EXERCISE BRIEF —
Produce the listing below again, exactly as shown.

[Extracted data entries]
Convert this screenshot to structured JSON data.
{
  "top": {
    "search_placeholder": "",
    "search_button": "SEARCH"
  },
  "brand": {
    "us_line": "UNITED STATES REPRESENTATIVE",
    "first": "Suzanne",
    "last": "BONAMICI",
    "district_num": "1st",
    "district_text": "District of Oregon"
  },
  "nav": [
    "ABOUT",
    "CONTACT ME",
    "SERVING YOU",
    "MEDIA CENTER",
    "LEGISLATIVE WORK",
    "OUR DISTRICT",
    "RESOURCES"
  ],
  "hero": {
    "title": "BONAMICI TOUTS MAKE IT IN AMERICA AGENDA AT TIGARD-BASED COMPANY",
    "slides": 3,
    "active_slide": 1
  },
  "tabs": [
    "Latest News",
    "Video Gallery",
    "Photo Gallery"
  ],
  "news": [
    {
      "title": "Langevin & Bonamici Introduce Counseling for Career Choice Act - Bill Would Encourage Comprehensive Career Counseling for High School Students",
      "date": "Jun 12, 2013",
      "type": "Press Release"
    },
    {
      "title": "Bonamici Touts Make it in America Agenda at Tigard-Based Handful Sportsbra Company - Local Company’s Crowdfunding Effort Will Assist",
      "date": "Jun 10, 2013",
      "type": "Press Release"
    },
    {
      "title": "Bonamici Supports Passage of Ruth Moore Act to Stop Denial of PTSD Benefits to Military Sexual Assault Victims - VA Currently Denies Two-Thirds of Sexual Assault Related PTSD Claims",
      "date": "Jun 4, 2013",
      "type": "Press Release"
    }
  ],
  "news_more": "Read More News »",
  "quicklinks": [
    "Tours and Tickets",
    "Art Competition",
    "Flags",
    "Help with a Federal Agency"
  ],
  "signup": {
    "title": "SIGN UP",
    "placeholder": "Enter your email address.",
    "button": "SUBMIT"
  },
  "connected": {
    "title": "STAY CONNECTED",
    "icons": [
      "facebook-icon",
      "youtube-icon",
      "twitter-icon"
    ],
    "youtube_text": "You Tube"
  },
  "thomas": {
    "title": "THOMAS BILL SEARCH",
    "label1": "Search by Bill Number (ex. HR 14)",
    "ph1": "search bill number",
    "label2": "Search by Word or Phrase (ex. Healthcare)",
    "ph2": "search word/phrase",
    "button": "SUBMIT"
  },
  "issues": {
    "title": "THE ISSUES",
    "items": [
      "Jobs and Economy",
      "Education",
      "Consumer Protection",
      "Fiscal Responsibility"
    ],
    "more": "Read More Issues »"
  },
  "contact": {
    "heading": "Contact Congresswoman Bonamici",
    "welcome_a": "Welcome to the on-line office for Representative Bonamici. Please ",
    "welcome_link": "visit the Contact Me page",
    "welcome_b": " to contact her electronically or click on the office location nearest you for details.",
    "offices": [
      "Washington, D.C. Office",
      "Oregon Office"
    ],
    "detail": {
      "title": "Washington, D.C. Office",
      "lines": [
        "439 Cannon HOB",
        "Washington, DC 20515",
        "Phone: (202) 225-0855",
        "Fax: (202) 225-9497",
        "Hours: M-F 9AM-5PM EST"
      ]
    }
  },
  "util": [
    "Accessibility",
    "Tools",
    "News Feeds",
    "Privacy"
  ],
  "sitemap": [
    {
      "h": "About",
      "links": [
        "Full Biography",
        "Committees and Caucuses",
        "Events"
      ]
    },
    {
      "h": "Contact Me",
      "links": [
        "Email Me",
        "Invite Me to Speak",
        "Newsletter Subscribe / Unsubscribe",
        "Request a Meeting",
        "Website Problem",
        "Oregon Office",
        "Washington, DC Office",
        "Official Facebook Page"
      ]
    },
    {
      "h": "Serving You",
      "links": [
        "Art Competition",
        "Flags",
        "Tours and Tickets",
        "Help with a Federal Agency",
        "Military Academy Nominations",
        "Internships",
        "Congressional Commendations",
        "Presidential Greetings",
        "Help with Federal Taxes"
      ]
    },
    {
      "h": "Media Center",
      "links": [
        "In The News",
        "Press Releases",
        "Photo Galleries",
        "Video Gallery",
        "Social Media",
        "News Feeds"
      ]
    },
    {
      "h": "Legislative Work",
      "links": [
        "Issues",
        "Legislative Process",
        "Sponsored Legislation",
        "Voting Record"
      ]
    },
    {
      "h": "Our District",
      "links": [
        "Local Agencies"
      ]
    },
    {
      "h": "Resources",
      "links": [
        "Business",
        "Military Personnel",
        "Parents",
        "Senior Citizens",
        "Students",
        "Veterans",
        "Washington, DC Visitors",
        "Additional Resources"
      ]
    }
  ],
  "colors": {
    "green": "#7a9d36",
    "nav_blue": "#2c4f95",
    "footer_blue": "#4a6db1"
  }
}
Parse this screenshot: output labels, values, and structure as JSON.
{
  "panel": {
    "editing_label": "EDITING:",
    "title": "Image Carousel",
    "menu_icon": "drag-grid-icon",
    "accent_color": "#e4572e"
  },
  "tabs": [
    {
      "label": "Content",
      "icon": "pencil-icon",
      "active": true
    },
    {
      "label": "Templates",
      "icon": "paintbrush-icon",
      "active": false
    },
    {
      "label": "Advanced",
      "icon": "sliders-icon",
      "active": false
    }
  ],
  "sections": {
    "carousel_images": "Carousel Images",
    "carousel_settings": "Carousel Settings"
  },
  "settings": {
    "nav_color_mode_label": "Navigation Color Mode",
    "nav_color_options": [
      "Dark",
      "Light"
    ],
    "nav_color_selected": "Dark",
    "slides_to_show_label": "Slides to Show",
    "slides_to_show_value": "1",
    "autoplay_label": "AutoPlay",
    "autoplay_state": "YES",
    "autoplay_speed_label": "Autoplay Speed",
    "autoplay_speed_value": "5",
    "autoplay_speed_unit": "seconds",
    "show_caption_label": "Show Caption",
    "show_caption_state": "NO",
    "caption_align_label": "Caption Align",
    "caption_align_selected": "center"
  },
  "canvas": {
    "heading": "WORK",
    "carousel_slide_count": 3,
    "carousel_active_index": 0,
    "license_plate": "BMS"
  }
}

CORRECT RESULT —
Convert this screenshot to structured JSON data.
{
  "top": {
    "search_placeholder": "",
    "search_button": "SEARCH"
  },
  "brand": {
    "us_line": "UNITED STATES REPRESENTATIVE",
    "first": "Suzanne",
    "last": "BONAMICI",
    "district_num": "1st",
    "district_text": "District of Oregon"
  },
  "nav": [
    "ABOUT",
    "CONTACT ME",
    "SERVING YOU",
    "MEDIA CENTER",
    "LEGISLATIVE WORK",
    "OUR DISTRICT",
    "RESOURCES"
  ],
  "hero": {
    "title": "BONAMICI TOUTS MAKE IT IN AMERICA AGENDA AT TIGARD-BASED COMPANY",
    "slides": 3,
    "active_slide": 1
  },
  "tabs": [
    "Latest News",
    "Video Gallery",
    "Photo Gallery"
  ],
  "news": [
    {
      "title": "Langevin & Bonamici Introduce Counseling for Career Choice Act - Bill Would Encourage Comprehensive Career Counseling for High School Students",
      "date": "Jun 12, 2013",
      "type": "Press Release"
    },
    {
      "title": "Bonamici Touts Make it in America Agenda at Tigard-Based Handful Sportsbra Company - Local Company’s Crowdfunding Effort Will Assist",
      "date": "Jun 10, 2013",
      "type": "Press Release"
    },
    {
      "title": "Bonamici Supports Passage of Ruth Moore Act to Stop Denial of PTSD Benefits to Military Sexual Assault Victims - VA Currently Denies Two-Thirds of Sexual Assault Related PTSD Claims",
      "date": "Jun 4, 2013",
      "type": "Press Release"
    }
  ],
  "news_more": "Read More News »",
  "quicklinks": [
    "Tours and Tickets",
    "Art Competition",
    "Flags",
    "Help with a Federal Agency"
  ],
  "signup": {
    "title": "SIGN UP",
    "placeholder": "Enter your email address.",
    "button": "SUBMIT"
  },
  "connected": {
    "title": "STAY CONNECTED",
    "icons": [
      "facebook-icon",
      "youtube-icon",
      "twitter-icon"
    ],
    "youtube_text": "You Tube"
  },
  "thomas": {
    "title": "THOMAS BILL SEARCH",
    "label1": "Search by Bill Number (ex. HR 14)",
    "ph1": "search bill number",
    "label2": "Search by Word or Phrase (ex. Healthcare)",
    "ph2": "search word/phrase",
    "button": "SUBMIT"
  },
  "issues": {
    "title": "THE ISSUES",
    "items": [
      "Jobs and Economy",
      "Education",
      "Consumer Protection",
      "Fiscal Responsibility"
    ],
    "more": "Read More Issues »"
  },
  "contact": {
    "heading": "Contact Congresswoman Bonamici",
    "welcome_a": "Welcome to the on-line office for Representative Bonamici. Please ",
    "welcome_link": "visit the Contact Me page",
    "welcome_b": " to contact her electronically or click on the office location nearest you for details.",
    "offices": [
      "Washington, D.C. Office",
      "Oregon Office"
    ],
    "detail": {
      "title": "Washington, D.C. Office",
      "lines": [
        "439 Cannon HOB",
        "Washington, DC 20515",
        "Phone: (202) 225-0855",
        "Fax: (202) 225-9497",
        "Hours: M-F 9AM-5PM EST"
      ]
    }
  },
  "util": [
    "Accessibility",
    "Tools",
    "News Feeds",
    "Privacy"
  ],
  "sitemap": [
    {
      "h": "About",
      "links": [
        "Full Biography",
        "Committees and Caucuses",
        "Events"
      ]
    },
    {
      "h": "Contact Me",
      "links": [
        "Email Me",
        "Invite Me to Speak",
        "Newsletter Subscribe / Unsubscribe",
        "Request a Meeting",
        "Website Problem",
        "Oregon Office",
        "Washington, DC Office",
        "Official Facebook Page"
      ]
    },
    {
      "h": "Serving You",
      "links": [
        "Art Competition",
        "Flags",
        "Tours and Tickets",
        "Help with a Federal Agency",
        "Military Academy Nominations",
        "Internships",
        "Congressional Commendations",
        "Presidential Greetings",
        "Help with Federal Taxes"
      ]
    },
    {
      "h": "Media Center",
      "links": [
        "In The News",
        "Press Releases",
        "Photo Galleries",
        "Video Gallery",
        "Social Media",
        "News Feeds"
      ]
    },
    {
      "h": "Legislative Work",
      "links": [
        "Issues",
        "Legislative Process",
        "Sponsored Legislation",
        "Voting Record"
      ]
    },
    {
      "h": "Our District",
      "links": [
        "Local Agencies"
      ]
    },
    {
      "h": "Resources",
      "links": [
        "Business",
        "Military Personnel",
        "Parents",
        "Senior Citizens",
        "Students",
        "Veterans",
        "Washington, DC Visitors",
        "Additional Resources"
      ]
    }
  ],
  "colors": {
    "green": "#7a9d36",
    "nav_blue": "#2c4f95",
    "footer_blue": "#4a6db1"
  }
}
Parse this screenshot: output labels, values, and structure as JSON.
{
  "panel": {
    "editing_label": "EDITING:",
    "title": "Image Carousel",
    "menu_icon": "drag-grid-icon",
    "accent_color": "#e4572e"
  },
  "tabs": [
    {
      "label": "Content",
      "icon": "pencil-icon",
      "active": true
    },
    {
      "label": "Templates",
      "icon": "paintbrush-icon",
      "active": false
    },
    {
      "label": "Advanced",
      "icon": "sliders-icon",
      "active": false
    }
  ],
  "sections": {
    "carousel_images": "Carousel Images",
    "carousel_settings": "Carousel Settings"
  },
  "settings": {
    "nav_color_mode_label": "Navigation Color Mode",
    "nav_color_options": [
      "Dark",
      "Light"
    ],
    "nav_color_selected": "Dark",
    "slides_to_show_label": "Slides to Show",
    "slides_to_show_value": "1",
    "autoplay_label": "AutoPlay",
    "autoplay_state": "YES",
    "autoplay_speed_label": "Autoplay Speed",
    "autoplay_speed_value": "5",
    "autoplay_speed_unit": "seconds",
    "show_caption_label": "Show Caption",
    "show_caption_state": "NO",
    "caption_align_label": "Caption Align",
    "caption_align_selected": "center"
  },
  "canvas": {
    "heading": "WORK",
    "carousel_slide_count": 3,
    "carousel_active_index": 0,
    "license_plate": "BMS"
  }
}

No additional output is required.